*SHORT PROBLEM*:
In the material below, identify each line bearing the word "текстура". Reproduce those lines.

*RECORDS TO USE*:
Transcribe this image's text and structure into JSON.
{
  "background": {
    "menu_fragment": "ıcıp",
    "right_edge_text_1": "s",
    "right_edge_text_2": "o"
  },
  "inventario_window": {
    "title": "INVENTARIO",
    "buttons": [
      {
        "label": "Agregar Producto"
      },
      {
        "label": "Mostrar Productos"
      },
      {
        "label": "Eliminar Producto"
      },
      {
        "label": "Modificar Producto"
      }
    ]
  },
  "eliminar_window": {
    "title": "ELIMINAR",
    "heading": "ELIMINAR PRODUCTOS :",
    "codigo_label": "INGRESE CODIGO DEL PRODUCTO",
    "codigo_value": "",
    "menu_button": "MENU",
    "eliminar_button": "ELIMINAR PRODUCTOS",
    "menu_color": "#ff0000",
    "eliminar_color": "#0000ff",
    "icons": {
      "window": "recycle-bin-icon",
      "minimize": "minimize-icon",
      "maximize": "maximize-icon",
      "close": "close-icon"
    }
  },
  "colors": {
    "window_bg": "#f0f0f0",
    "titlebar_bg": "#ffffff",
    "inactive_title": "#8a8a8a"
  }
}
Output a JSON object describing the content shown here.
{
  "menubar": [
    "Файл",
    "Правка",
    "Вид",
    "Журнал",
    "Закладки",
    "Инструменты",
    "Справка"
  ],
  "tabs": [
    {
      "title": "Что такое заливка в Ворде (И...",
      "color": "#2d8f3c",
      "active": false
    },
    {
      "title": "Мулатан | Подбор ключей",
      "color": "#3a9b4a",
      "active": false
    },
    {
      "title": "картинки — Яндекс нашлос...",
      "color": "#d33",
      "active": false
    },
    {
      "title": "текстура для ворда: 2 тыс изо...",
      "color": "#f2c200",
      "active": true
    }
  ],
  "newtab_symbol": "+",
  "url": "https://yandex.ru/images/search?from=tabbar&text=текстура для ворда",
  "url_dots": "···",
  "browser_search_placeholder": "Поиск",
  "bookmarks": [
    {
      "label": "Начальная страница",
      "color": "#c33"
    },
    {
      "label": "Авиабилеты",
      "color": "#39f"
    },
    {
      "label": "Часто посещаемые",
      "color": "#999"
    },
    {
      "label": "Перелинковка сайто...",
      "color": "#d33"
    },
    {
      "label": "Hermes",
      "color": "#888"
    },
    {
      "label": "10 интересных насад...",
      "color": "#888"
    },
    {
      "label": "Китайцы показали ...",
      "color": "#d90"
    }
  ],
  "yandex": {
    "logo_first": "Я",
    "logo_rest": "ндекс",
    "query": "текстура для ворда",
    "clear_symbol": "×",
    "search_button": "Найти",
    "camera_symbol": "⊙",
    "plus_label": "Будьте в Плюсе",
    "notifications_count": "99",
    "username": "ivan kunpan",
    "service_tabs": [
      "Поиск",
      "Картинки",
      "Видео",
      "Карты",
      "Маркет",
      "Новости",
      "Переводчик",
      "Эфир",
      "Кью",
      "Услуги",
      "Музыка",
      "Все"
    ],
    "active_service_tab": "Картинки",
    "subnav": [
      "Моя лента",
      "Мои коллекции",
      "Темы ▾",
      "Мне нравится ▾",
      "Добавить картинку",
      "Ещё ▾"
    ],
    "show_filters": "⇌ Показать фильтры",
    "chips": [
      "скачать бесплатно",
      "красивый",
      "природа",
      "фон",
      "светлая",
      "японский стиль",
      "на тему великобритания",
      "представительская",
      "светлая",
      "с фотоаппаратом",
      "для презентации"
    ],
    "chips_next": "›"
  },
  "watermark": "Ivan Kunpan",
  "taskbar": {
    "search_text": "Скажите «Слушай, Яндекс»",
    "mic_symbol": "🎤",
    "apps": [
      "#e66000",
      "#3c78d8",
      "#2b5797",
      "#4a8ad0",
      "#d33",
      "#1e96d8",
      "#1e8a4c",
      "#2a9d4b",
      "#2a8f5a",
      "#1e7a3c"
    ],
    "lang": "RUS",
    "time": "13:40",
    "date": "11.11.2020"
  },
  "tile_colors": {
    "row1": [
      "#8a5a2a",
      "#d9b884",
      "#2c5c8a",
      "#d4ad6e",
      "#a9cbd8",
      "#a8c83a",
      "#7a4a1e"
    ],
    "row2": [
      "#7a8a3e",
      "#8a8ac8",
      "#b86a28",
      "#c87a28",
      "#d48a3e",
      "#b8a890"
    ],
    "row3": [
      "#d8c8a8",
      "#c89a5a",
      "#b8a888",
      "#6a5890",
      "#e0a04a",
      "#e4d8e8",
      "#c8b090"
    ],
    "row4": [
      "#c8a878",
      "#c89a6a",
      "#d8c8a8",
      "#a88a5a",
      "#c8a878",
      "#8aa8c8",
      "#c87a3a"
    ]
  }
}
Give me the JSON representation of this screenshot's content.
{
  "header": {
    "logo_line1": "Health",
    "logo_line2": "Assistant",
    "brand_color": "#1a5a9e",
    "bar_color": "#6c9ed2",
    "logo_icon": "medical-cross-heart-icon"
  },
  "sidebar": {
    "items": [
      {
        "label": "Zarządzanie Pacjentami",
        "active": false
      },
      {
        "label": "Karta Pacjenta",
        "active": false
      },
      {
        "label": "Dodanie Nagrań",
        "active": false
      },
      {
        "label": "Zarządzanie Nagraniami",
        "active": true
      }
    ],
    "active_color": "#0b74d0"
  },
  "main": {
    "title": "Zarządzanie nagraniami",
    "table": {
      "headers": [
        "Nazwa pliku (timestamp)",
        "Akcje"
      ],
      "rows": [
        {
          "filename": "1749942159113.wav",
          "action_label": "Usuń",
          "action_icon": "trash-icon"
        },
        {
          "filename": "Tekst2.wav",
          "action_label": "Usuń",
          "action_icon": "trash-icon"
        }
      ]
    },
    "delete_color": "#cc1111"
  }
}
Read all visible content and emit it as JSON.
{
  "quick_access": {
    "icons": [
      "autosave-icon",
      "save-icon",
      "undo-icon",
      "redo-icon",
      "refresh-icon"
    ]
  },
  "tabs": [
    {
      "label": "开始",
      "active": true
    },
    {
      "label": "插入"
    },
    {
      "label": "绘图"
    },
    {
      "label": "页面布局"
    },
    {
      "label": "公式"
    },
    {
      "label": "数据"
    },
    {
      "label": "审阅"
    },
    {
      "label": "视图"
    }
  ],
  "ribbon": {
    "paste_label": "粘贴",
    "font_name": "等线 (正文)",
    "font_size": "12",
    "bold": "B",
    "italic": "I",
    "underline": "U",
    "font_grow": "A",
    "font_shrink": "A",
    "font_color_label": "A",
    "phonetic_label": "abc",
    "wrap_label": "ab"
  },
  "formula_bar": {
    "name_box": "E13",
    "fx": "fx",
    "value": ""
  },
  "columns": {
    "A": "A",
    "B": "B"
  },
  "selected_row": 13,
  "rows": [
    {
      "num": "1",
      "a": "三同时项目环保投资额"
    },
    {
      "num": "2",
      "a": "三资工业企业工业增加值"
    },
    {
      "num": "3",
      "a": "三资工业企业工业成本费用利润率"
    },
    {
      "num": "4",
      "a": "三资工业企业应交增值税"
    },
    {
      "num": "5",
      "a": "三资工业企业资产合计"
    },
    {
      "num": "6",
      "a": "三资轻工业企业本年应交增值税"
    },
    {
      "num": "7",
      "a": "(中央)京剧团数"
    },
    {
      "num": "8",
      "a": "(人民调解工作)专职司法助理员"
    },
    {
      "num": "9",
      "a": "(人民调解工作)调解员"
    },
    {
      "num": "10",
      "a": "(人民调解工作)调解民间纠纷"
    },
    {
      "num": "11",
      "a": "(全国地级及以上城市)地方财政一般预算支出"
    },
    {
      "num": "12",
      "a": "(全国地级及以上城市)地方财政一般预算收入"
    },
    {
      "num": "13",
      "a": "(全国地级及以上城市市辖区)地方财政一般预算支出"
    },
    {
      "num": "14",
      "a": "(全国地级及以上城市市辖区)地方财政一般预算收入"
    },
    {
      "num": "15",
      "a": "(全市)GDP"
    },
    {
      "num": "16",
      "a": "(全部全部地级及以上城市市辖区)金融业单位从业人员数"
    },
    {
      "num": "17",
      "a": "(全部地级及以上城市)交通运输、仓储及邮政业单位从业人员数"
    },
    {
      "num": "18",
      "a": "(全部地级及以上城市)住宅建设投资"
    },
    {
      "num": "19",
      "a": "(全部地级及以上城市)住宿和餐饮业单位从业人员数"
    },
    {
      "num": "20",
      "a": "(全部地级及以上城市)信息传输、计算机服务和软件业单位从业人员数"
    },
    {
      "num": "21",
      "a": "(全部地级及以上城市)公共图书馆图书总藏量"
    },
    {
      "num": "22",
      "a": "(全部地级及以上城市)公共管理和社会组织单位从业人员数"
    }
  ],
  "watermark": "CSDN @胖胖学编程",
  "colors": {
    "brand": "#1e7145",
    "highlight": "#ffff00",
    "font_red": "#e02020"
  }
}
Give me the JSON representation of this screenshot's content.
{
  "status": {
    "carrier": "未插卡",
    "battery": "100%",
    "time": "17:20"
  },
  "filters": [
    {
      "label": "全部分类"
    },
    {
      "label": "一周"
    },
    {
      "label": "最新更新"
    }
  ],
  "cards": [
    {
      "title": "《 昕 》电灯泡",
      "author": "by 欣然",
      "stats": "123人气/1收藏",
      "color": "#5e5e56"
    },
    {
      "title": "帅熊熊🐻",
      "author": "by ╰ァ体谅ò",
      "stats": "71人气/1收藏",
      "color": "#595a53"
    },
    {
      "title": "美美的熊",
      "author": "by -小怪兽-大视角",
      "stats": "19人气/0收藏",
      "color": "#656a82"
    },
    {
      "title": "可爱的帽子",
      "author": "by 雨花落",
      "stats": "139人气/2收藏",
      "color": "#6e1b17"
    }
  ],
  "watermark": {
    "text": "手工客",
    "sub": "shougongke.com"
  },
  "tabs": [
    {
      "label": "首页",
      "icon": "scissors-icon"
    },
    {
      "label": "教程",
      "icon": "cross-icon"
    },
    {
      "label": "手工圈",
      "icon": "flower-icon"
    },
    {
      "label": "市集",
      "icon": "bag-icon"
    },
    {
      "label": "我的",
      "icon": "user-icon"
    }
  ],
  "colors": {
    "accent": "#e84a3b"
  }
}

*RESULT OF THIS EXERCISE*:
      "title": "текстура для ворда: 2 тыс изо...",
  "url": "https://yandex.ru/images/search?from=tabbar&text=текстура для ворда",
    "query": "текстура для ворда",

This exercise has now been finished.